Excerpt:
=== Begin Enclosure ===

Anne: Worst was dusk on the side of the road at a small junction in northern Mozambique, waiting for a hitchhike for four hours with zero cars in sight. Adding to the uneasiness, a drunken dude kept talking to us in Portuguese while a crazy person danced circles in the street. Just as the sun was setting, a pickup truck pulled up. The driver said he couldn’t take us as far as our intended destination but said that we could sleep on the floor of his cousin’s mud hut. This was looking like the bright side of the day until we attempted to sleep and the mice started running across the packed-dirt rafters, knocking mud chunks on us. If it weren’t for fits of delirious laughter, we would have never made it out of that day.

=== End Enclosure ===

Brief:
Restate the hitchhiking account from "Anne: Worst was" to "of that day.", renaming "pickup truck" as "minibus".

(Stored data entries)

=== Begin Enclosure ===

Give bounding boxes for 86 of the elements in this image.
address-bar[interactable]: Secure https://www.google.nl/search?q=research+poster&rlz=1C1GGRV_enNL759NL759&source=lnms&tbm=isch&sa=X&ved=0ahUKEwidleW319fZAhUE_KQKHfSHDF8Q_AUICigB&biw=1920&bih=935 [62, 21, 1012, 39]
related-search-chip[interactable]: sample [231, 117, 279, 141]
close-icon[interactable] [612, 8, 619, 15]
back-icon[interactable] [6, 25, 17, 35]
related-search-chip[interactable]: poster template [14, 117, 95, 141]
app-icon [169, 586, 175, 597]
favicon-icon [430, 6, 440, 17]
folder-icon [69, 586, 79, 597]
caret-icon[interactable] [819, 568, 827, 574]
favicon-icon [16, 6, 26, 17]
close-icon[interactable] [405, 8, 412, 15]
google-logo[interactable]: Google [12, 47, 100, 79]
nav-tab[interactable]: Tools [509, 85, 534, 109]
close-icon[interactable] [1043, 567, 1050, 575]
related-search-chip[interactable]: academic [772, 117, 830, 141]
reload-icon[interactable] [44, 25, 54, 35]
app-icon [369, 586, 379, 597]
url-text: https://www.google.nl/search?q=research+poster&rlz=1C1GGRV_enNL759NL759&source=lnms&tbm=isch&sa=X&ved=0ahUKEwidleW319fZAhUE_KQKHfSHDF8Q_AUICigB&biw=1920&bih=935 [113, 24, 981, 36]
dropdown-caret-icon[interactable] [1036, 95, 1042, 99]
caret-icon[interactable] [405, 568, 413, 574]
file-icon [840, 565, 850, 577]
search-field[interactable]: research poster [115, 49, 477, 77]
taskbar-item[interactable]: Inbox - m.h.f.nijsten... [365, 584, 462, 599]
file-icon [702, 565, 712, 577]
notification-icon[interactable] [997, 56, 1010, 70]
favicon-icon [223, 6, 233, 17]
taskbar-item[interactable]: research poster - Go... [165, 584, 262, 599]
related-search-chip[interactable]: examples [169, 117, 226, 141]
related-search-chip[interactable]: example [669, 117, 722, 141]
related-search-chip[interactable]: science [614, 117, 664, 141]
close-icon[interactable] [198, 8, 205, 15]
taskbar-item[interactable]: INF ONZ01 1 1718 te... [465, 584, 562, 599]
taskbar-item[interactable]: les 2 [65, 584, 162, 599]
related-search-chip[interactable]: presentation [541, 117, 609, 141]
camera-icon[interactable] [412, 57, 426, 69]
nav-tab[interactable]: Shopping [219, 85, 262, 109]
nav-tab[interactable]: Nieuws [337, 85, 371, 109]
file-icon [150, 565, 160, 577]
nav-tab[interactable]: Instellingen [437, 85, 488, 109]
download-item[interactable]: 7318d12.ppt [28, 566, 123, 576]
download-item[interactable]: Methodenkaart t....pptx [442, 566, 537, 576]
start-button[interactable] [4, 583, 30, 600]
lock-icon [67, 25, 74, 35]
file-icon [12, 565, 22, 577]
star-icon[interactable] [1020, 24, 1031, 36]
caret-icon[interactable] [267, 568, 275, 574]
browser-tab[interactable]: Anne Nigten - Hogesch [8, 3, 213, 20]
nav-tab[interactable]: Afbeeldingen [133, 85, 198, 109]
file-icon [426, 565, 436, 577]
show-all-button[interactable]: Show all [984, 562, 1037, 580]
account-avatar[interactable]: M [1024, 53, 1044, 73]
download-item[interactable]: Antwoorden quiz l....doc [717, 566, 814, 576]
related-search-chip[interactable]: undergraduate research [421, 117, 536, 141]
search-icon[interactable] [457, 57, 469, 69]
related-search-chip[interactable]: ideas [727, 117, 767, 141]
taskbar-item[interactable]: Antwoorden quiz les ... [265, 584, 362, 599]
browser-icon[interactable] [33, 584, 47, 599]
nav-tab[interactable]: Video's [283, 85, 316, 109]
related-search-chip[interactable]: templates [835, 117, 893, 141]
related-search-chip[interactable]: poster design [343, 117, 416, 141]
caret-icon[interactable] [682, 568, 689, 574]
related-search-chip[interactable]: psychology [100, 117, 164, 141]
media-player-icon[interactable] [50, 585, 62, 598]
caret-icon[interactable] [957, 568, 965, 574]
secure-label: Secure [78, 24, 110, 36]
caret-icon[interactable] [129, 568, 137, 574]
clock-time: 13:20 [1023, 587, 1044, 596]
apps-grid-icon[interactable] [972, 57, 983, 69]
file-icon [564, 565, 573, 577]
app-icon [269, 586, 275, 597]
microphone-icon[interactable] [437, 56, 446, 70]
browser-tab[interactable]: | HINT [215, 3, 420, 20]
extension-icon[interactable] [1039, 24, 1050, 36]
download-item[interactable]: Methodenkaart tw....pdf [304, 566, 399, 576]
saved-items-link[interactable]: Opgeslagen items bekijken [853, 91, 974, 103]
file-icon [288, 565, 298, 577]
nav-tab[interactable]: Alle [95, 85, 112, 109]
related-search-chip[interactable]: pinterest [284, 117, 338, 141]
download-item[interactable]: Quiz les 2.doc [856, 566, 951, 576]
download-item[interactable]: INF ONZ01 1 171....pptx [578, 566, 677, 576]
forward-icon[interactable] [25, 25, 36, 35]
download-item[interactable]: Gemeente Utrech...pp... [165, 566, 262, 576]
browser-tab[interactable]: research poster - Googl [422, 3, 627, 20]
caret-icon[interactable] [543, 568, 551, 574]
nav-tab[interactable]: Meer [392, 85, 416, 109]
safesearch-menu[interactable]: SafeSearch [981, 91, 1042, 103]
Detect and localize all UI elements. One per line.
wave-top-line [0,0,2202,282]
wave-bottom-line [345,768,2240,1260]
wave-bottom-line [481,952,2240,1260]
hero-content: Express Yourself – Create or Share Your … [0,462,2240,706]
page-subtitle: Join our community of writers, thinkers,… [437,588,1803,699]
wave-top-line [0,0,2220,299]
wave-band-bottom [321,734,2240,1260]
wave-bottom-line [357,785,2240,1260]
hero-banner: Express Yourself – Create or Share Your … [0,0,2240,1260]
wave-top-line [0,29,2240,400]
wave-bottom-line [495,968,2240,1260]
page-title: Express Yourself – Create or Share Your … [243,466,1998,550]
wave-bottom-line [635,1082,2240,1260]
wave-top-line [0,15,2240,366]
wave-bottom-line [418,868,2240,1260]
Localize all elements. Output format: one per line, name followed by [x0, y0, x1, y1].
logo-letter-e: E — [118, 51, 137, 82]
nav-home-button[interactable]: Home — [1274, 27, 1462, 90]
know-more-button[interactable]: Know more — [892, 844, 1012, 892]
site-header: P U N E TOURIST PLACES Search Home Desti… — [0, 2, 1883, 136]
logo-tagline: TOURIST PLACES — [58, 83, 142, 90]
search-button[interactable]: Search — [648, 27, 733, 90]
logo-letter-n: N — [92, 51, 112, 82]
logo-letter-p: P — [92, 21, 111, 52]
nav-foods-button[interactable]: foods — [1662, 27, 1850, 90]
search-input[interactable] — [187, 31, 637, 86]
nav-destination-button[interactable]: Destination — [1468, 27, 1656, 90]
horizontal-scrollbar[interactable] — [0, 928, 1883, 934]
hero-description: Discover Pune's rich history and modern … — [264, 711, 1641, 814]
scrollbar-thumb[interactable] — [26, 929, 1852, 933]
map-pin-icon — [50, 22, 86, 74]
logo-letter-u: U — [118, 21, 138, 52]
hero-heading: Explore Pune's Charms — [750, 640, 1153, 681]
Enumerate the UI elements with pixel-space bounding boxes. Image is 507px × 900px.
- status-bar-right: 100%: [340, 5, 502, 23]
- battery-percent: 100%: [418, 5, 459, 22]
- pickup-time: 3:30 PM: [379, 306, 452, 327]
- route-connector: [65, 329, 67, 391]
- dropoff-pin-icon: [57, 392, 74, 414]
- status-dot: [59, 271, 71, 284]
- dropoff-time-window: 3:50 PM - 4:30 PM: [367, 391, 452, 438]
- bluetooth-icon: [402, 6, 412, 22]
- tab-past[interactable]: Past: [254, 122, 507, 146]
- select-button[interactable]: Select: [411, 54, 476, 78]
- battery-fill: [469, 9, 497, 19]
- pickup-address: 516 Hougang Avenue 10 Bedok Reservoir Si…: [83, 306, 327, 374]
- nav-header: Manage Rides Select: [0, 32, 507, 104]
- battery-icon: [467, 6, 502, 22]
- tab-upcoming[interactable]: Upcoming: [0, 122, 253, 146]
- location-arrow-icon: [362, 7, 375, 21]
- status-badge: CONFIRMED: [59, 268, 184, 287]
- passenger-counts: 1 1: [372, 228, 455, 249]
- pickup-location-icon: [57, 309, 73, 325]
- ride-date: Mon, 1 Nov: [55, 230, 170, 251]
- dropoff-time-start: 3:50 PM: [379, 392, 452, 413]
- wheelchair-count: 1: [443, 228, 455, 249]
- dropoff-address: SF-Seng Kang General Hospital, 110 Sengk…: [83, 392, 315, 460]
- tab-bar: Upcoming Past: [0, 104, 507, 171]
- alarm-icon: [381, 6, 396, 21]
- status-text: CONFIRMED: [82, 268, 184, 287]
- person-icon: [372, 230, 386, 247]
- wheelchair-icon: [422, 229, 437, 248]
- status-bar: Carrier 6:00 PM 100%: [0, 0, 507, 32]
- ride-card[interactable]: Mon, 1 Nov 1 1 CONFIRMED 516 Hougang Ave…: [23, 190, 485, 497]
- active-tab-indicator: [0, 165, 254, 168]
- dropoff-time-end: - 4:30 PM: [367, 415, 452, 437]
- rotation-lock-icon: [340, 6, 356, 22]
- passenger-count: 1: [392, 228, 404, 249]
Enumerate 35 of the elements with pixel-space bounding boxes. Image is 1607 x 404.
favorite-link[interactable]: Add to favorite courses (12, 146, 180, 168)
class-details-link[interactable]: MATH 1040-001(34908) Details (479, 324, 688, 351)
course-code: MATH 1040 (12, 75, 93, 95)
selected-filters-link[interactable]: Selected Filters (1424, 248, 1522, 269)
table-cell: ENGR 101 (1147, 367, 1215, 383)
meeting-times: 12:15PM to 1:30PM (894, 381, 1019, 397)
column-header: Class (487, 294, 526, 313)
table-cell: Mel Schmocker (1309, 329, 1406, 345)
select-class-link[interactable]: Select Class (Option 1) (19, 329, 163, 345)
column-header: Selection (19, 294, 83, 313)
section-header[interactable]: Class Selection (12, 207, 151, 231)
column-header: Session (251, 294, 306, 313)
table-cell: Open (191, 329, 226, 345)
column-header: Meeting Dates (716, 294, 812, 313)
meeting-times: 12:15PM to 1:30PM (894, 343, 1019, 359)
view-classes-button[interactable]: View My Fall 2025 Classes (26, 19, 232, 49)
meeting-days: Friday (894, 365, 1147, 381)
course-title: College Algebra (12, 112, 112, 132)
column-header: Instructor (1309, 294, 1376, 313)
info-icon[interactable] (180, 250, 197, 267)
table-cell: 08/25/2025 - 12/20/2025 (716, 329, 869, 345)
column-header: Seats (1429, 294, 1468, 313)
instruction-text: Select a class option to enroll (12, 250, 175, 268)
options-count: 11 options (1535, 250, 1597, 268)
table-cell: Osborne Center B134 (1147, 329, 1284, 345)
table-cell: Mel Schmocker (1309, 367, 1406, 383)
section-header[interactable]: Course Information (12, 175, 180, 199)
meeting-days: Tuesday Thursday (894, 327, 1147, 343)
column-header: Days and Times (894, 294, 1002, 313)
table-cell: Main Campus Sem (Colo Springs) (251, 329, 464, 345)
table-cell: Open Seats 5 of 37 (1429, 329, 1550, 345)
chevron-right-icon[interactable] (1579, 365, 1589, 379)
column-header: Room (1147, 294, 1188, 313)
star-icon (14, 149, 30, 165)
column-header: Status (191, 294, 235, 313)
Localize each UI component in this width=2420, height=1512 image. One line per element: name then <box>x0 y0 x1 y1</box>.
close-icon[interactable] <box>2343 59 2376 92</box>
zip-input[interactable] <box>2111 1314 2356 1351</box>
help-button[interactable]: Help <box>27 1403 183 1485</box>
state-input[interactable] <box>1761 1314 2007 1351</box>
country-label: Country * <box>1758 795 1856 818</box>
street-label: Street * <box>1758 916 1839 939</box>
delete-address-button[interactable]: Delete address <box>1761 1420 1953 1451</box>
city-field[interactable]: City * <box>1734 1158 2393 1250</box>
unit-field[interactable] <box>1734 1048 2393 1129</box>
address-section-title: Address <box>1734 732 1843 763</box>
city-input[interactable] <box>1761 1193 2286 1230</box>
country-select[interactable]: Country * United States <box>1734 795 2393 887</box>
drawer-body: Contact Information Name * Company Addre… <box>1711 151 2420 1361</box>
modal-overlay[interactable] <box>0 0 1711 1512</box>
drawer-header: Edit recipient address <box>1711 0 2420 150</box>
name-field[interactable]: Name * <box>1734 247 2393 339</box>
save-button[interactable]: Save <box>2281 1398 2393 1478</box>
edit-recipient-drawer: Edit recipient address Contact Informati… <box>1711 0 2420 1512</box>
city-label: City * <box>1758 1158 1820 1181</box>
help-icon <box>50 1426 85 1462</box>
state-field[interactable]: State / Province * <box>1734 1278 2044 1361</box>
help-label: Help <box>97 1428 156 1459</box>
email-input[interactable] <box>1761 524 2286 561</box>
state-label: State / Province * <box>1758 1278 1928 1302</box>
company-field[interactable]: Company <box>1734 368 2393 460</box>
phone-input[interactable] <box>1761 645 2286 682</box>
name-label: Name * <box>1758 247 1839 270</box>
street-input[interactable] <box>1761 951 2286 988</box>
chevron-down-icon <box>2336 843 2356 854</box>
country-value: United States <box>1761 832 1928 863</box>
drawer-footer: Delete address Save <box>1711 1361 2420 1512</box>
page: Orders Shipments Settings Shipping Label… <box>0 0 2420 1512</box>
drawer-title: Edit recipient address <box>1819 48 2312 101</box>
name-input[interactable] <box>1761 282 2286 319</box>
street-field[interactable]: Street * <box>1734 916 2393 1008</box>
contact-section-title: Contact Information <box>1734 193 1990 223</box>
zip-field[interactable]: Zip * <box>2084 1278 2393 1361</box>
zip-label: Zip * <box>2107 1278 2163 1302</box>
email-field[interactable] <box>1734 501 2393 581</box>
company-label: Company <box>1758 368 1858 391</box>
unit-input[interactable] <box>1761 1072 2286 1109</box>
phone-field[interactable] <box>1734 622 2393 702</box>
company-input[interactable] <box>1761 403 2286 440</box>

=== End Enclosure ===

Task result:
Anne: Worst was dusk on the side of the road at a small junction in northern Mozambique, waiting for a hitchhike for four hours with zero cars in sight. Adding to the uneasiness, a drunken dude kept talking to us in Portuguese while a crazy person danced circles in the street. Just as the sun was setting, a minibus pulled up. The driver said he couldn’t take us as far as our intended destination but said that we could sleep on the floor of his cousin’s mud hut. This was looking like the bright side of the day until we attempted to sleep and the mice started running across the packed-dirt rafters, knocking mud chunks on us. If it weren’t for fits of delirious laughter, we would have never made it out of that day.